• [PROMPT]: Report each line of the data that has "agua" somewhere in it.

Dataset rows about figures
────
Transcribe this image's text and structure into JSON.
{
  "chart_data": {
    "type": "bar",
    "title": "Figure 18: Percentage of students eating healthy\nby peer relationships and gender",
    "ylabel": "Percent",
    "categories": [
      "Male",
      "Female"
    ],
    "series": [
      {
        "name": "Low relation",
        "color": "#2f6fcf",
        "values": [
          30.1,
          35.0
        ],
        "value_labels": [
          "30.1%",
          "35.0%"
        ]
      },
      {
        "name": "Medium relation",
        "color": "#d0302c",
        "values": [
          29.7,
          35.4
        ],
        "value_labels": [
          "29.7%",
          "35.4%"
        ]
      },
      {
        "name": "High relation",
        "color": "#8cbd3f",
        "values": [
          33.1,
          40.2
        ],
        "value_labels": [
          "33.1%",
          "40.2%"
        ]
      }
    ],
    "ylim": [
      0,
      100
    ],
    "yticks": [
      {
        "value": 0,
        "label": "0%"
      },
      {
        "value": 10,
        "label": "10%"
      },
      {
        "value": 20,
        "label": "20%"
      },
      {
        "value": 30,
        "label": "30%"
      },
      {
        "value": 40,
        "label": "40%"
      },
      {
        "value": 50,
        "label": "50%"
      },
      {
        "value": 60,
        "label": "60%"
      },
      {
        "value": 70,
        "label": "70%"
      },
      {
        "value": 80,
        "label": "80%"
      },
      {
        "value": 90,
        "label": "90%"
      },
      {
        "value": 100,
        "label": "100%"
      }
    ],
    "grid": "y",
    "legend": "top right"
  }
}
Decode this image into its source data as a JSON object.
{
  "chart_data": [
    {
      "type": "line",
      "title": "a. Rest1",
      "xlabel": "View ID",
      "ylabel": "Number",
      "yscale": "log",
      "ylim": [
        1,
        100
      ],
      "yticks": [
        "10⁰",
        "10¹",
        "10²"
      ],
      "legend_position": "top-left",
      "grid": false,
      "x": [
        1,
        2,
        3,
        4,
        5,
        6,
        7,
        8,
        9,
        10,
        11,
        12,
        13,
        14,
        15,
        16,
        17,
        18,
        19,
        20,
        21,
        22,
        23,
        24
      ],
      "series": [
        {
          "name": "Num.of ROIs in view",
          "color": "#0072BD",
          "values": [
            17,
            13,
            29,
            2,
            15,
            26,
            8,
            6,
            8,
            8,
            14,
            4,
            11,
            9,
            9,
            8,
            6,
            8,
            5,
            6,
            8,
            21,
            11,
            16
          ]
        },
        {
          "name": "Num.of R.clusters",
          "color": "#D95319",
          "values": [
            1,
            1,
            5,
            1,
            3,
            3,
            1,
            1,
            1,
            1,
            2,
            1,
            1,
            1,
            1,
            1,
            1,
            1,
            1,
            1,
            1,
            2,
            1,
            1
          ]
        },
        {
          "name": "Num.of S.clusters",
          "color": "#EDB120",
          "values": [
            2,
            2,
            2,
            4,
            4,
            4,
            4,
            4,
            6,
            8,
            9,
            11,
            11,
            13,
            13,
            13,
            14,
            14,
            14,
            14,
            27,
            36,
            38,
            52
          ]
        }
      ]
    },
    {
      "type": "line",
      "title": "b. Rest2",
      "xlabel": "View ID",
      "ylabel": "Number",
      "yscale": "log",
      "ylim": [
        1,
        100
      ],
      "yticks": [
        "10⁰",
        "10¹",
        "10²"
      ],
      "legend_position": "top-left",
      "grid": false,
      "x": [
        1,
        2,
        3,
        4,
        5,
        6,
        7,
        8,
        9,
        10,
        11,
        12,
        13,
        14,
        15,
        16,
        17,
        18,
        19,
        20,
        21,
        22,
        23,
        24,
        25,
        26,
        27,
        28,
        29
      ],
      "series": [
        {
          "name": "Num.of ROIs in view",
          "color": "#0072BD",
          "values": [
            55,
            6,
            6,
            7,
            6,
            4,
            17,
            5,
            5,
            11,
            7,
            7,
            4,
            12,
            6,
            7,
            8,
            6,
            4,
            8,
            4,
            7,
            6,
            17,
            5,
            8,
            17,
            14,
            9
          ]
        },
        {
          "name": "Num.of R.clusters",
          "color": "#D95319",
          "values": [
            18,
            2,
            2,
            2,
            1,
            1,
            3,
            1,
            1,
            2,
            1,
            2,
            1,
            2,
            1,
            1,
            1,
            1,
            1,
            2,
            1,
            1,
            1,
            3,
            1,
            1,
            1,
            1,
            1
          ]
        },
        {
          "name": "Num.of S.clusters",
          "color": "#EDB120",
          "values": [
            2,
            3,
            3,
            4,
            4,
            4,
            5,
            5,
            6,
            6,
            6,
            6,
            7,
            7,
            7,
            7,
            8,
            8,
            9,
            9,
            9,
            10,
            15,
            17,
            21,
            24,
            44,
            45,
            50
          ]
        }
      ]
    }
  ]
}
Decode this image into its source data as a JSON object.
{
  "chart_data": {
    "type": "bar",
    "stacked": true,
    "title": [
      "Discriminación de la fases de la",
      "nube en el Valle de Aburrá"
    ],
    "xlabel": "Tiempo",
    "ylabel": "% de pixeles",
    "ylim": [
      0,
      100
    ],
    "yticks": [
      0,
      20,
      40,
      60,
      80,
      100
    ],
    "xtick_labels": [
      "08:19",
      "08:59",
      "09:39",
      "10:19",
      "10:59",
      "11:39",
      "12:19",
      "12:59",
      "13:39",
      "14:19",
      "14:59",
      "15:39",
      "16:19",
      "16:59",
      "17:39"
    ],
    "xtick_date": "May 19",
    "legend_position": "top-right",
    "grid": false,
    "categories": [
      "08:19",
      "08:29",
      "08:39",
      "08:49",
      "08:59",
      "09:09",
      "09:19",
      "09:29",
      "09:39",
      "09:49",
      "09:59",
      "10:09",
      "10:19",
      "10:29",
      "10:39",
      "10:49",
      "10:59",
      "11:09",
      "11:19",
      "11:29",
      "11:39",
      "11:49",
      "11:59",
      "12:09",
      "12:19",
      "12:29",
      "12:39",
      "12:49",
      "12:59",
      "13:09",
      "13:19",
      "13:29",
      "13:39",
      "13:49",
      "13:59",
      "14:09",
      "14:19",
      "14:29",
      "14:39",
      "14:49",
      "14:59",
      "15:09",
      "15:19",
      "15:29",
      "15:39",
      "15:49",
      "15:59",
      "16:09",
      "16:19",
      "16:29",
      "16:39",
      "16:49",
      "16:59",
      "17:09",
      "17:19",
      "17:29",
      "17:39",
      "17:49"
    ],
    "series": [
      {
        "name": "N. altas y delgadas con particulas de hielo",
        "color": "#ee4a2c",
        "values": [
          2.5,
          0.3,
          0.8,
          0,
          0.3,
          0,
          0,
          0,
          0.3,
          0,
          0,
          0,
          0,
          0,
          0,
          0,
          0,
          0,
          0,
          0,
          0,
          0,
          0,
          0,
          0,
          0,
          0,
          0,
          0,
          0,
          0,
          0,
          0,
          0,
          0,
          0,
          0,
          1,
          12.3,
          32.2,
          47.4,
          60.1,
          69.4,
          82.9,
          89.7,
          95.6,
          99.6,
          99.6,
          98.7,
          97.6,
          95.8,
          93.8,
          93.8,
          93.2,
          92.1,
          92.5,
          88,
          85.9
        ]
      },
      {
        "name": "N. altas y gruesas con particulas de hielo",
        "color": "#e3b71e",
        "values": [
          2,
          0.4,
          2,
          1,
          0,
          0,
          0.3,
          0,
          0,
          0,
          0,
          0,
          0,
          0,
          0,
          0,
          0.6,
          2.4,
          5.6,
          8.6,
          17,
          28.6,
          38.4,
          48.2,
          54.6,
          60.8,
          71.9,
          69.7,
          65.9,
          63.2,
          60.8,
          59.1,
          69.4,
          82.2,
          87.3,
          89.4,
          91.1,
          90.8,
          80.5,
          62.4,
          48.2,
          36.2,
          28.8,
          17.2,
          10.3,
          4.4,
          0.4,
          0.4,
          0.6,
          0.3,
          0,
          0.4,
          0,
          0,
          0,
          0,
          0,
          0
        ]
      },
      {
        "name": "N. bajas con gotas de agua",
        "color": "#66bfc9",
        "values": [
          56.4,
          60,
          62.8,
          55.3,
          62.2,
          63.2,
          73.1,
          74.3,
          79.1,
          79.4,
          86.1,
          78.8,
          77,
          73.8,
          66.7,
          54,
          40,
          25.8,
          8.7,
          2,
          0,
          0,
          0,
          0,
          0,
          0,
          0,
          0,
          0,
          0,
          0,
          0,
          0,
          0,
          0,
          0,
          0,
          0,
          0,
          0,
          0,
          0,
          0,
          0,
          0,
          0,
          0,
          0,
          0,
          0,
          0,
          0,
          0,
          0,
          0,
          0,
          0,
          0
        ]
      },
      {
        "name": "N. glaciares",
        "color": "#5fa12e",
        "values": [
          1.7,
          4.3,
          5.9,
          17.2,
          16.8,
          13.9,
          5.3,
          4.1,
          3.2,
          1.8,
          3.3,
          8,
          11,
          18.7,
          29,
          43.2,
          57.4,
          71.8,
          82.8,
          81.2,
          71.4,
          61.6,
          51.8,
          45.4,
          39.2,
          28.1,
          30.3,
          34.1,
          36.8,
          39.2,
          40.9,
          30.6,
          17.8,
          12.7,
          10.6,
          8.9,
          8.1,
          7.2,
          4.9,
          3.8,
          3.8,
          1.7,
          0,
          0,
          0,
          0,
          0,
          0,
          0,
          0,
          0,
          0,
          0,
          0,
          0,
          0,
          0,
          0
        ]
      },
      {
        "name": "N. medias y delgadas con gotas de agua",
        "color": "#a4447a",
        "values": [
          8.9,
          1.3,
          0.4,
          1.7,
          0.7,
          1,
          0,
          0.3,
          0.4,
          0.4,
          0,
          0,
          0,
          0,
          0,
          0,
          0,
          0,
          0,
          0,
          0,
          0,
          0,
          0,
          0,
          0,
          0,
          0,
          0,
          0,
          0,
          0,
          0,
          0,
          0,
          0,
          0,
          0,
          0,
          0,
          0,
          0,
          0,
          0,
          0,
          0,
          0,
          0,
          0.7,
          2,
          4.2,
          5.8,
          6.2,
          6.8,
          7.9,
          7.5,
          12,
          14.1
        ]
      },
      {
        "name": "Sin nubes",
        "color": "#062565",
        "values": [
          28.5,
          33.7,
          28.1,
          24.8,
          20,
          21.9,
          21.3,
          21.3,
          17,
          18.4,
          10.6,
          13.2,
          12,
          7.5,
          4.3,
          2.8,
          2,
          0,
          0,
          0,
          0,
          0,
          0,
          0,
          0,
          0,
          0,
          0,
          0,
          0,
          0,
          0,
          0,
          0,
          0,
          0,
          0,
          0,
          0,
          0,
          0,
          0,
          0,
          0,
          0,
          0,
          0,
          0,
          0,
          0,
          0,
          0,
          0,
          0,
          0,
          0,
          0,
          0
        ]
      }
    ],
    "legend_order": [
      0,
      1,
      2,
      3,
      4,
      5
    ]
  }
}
────
• [OUTPUT OF THE TASK]:
        "name": "N. bajas con gotas de agua",
        "name": "N. medias y delgadas con gotas de agua",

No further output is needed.